• **Aim**: Your task is to write out exactly the lines from the line containing "Read out every word on this page." through the end of the records, inclusive at both ends.

• **Data supplied**:
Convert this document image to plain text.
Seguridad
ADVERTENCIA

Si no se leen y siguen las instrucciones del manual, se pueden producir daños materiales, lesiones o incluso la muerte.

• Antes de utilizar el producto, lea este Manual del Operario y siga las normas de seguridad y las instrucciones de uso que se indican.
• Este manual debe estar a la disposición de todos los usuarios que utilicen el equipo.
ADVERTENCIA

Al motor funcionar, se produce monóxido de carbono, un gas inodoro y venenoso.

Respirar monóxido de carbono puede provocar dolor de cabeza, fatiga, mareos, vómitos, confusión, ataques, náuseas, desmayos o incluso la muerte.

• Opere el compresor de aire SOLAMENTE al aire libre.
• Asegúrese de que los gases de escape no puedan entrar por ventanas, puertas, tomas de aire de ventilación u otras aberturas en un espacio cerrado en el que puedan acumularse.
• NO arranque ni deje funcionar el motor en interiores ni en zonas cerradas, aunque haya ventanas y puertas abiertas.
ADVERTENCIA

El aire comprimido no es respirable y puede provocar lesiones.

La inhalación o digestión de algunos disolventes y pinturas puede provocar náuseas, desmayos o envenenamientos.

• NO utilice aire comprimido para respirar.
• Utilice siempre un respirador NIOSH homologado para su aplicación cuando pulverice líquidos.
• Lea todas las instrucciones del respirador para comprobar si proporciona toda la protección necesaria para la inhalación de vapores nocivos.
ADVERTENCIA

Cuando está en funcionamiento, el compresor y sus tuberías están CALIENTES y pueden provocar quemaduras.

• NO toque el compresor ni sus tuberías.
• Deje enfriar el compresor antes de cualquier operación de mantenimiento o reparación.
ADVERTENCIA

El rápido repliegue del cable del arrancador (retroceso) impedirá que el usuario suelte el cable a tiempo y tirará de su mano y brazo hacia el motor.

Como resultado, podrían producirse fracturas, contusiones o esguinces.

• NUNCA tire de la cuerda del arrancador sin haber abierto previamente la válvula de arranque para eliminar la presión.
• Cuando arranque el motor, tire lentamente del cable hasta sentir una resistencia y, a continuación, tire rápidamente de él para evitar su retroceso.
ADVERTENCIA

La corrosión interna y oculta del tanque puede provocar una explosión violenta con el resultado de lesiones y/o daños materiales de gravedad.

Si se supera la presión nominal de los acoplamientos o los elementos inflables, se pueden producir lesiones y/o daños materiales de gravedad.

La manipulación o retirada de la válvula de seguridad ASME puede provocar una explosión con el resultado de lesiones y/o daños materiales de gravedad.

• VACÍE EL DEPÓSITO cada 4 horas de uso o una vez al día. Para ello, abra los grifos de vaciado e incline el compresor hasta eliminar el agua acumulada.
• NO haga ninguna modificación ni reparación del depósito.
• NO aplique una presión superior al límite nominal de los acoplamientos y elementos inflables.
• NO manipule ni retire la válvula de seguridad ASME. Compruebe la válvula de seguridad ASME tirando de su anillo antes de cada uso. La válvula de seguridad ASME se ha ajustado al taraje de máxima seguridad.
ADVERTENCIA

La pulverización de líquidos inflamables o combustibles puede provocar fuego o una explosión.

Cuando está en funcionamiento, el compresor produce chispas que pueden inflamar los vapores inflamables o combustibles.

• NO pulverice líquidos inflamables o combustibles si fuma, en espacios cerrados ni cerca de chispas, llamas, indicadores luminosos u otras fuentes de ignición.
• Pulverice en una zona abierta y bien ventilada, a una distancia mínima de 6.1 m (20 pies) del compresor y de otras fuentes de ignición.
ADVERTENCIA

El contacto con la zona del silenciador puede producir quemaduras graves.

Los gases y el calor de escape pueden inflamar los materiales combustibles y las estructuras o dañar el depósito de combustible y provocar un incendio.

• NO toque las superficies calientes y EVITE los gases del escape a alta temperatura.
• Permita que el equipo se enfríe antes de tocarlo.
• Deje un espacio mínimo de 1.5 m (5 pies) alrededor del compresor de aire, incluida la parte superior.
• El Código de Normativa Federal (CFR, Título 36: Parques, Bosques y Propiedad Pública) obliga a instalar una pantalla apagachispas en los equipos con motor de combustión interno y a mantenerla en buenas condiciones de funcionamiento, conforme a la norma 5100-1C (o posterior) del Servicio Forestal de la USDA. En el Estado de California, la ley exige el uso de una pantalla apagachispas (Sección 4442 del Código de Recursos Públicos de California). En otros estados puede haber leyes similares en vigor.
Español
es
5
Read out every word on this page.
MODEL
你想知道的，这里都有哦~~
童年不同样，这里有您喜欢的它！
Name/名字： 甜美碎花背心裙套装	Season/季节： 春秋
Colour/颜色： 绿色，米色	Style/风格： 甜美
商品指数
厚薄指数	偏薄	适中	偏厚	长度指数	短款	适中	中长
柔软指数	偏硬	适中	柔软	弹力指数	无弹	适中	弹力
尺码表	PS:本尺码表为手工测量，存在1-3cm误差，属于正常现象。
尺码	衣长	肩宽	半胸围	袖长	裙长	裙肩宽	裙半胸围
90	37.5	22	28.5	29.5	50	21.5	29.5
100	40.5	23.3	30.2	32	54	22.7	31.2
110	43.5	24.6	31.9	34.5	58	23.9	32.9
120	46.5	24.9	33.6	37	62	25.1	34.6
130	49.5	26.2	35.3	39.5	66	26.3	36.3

• **Result of the task**:
Read out every word on this page.
MODEL
你想知道的，这里都有哦~~
童年不同样，这里有您喜欢的它！
Name/名字： 甜美碎花背心裙套装	Season/季节： 春秋
Colour/颜色： 绿色，米色	Style/风格： 甜美
商品指数
厚薄指数	偏薄	适中	偏厚	长度指数	短款	适中	中长
柔软指数	偏硬	适中	柔软	弹力指数	无弹	适中	弹力
尺码表	PS:本尺码表为手工测量，存在1-3cm误差，属于正常现象。
尺码	衣长	肩宽	半胸围	袖长	裙长	裙肩宽	裙半胸围
90	37.5	22	28.5	29.5	50	21.5	29.5
100	40.5	23.3	30.2	32	54	22.7	31.2
110	43.5	24.6	31.9	34.5	58	23.9	32.9
120	46.5	24.9	33.6	37	62	25.1	34.6
130	49.5	26.2	35.3	39.5	66	26.3	36.3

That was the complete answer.